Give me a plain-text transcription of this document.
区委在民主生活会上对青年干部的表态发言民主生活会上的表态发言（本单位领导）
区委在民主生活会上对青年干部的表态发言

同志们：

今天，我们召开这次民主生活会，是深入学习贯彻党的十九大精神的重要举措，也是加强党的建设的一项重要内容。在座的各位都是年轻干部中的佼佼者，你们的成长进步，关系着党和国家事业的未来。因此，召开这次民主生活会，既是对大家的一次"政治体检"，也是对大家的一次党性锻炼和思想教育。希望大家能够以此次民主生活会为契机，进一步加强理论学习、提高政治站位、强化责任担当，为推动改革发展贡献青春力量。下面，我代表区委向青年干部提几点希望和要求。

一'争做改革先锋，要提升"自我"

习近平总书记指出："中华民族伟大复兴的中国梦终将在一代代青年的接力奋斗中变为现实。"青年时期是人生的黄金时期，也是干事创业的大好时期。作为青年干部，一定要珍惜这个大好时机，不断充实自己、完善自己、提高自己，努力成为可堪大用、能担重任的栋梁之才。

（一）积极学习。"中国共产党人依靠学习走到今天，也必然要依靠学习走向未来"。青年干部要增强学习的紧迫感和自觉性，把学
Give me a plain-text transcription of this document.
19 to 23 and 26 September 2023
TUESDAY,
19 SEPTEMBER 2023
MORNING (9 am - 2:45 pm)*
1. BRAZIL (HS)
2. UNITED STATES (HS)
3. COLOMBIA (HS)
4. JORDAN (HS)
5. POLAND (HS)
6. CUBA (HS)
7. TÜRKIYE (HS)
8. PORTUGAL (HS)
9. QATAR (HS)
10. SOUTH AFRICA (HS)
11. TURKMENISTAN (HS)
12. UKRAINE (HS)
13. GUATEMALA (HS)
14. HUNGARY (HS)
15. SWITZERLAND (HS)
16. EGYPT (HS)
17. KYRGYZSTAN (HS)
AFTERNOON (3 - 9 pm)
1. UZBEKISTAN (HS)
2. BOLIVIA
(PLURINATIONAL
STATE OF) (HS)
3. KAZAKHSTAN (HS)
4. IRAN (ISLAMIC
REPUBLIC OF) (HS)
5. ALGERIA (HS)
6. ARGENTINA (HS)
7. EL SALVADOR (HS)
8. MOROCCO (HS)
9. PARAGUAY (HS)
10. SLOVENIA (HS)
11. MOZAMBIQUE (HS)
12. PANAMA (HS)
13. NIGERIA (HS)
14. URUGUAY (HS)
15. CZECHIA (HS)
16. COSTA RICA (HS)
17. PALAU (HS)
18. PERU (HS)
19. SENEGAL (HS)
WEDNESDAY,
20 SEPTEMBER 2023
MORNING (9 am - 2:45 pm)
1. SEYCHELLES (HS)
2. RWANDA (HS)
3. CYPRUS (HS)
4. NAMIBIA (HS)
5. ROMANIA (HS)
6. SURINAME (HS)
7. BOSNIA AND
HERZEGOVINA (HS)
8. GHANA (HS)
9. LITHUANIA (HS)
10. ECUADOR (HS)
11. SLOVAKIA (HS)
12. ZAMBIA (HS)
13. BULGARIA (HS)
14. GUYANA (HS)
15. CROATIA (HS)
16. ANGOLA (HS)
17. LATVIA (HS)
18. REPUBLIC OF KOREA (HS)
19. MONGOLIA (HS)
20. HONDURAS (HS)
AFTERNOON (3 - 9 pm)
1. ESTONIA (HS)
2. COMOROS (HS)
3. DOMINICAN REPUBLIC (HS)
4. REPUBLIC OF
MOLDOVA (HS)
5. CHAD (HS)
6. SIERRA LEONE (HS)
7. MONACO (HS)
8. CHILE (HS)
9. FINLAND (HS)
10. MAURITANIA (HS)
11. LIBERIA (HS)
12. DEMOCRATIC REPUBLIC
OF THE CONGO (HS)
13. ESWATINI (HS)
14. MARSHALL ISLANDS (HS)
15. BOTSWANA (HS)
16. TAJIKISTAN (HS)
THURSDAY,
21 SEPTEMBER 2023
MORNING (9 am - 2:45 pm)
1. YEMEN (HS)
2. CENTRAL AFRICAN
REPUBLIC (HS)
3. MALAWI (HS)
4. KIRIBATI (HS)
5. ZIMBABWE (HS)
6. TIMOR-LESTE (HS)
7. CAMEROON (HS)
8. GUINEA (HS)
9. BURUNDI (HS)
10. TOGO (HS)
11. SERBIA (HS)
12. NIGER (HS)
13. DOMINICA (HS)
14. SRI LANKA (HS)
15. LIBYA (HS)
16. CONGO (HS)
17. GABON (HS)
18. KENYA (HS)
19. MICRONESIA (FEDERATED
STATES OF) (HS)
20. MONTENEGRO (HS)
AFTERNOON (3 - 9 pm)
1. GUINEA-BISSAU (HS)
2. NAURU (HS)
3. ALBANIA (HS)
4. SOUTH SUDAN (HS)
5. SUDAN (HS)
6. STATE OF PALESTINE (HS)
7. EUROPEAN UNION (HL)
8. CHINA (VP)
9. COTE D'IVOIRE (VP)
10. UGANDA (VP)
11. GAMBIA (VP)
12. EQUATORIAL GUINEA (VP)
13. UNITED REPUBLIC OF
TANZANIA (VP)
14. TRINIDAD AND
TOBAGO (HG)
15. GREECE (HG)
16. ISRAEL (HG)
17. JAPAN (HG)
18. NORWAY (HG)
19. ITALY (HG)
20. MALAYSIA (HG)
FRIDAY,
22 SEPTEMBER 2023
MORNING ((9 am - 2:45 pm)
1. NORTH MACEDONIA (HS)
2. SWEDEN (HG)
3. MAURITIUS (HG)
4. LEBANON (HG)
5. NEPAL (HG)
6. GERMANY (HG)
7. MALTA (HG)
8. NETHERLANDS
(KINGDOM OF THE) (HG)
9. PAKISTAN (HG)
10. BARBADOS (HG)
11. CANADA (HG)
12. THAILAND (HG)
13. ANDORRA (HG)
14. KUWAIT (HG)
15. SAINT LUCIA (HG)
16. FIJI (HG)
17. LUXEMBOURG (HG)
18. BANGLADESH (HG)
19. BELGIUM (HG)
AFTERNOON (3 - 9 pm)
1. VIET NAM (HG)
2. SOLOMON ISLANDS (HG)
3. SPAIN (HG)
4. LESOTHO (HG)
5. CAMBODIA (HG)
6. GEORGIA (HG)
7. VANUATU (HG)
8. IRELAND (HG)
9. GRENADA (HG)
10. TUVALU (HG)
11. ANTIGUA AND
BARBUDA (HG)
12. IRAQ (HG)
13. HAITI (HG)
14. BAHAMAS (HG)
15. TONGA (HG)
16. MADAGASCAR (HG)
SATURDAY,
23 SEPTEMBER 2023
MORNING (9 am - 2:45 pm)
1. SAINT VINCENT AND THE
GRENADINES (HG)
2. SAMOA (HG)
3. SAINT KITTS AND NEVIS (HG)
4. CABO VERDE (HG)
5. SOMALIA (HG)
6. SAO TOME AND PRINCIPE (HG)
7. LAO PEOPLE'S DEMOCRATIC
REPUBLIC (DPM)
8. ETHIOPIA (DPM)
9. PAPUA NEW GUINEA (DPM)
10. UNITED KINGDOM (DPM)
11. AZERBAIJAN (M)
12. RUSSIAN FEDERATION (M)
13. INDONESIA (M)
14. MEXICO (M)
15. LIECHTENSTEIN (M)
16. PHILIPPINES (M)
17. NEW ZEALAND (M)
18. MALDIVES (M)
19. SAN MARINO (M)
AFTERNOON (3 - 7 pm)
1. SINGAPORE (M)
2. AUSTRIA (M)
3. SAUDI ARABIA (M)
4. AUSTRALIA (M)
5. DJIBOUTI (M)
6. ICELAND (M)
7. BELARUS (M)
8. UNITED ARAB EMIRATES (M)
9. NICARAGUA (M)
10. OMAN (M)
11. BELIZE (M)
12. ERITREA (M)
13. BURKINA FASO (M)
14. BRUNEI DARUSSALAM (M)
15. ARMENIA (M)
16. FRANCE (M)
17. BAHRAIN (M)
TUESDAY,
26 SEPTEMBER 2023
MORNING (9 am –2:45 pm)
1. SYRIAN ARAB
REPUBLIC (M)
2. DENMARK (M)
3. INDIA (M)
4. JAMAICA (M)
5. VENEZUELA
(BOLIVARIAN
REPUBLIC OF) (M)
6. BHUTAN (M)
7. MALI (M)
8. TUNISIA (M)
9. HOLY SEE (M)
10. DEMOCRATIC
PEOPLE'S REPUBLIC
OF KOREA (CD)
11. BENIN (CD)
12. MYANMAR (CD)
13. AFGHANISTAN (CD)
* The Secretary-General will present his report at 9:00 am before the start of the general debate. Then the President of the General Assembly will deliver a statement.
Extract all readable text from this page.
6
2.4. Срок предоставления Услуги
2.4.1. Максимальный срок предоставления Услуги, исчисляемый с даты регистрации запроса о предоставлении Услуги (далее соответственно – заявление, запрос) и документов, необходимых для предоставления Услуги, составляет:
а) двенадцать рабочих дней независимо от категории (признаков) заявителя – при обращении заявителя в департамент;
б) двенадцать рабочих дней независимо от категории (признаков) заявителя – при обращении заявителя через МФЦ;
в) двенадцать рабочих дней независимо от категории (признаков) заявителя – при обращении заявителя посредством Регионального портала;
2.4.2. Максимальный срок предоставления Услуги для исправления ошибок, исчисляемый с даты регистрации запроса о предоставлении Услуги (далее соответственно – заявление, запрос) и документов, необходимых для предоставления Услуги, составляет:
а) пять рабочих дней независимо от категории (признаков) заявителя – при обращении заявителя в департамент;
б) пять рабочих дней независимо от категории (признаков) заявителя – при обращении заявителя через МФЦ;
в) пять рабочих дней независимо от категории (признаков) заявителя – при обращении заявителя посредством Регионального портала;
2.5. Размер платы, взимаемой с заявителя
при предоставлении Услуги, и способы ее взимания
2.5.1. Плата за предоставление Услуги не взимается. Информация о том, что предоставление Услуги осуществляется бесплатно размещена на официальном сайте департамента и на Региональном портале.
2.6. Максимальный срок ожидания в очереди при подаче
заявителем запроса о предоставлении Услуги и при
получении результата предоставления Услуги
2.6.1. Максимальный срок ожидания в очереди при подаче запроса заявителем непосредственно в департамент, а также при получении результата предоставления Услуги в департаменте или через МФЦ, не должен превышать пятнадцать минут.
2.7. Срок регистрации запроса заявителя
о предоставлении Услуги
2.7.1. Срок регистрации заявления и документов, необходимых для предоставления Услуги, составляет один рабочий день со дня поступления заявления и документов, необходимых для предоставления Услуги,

_ _ _

YOUR INSTRUCTIONS » Write out every line of the data that holds the word "рабочих".

TASK RESPONSE »
а) двенадцать рабочих дней независимо от категории (признаков) заявителя – при обращении заявителя в департамент;
б) двенадцать рабочих дней независимо от категории (признаков) заявителя – при обращении заявителя через МФЦ;
в) двенадцать рабочих дней независимо от категории (признаков) заявителя – при обращении заявителя посредством Регионального портала;
а) пять рабочих дней независимо от категории (признаков) заявителя – при обращении заявителя в департамент;
б) пять рабочих дней независимо от категории (признаков) заявителя – при обращении заявителя через МФЦ;
в) пять рабочих дней независимо от категории (признаков) заявителя – при обращении заявителя посредством Регионального портала;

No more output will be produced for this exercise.